TASK DESCRIPTION
For every line of the material below, check for the string "groves" and return the line if it is there.

___

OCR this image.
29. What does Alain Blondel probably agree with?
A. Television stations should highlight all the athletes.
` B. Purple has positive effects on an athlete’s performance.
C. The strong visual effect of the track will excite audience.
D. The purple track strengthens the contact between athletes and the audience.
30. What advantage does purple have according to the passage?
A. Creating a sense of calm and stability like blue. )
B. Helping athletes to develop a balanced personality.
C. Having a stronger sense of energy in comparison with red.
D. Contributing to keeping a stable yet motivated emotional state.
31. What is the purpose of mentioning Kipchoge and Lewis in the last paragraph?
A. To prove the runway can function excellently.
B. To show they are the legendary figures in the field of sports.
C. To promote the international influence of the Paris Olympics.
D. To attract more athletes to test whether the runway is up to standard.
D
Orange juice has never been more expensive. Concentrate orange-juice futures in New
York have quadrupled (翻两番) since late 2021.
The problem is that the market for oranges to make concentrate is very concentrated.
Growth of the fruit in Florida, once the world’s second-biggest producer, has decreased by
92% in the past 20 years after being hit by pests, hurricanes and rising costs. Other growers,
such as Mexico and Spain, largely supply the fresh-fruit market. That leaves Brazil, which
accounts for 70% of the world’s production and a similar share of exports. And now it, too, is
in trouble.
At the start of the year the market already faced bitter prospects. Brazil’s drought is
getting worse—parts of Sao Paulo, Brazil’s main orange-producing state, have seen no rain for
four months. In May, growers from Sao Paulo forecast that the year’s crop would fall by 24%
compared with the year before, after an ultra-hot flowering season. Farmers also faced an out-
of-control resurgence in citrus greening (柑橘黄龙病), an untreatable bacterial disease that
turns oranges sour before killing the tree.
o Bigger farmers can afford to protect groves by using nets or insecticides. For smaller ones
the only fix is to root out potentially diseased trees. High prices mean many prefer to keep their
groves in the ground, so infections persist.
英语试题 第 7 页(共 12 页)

___

EXERCISE SOLUTION
o Bigger farmers can afford to protect groves by using nets or insecticides. For smaller ones
groves in the ground, so infections persist.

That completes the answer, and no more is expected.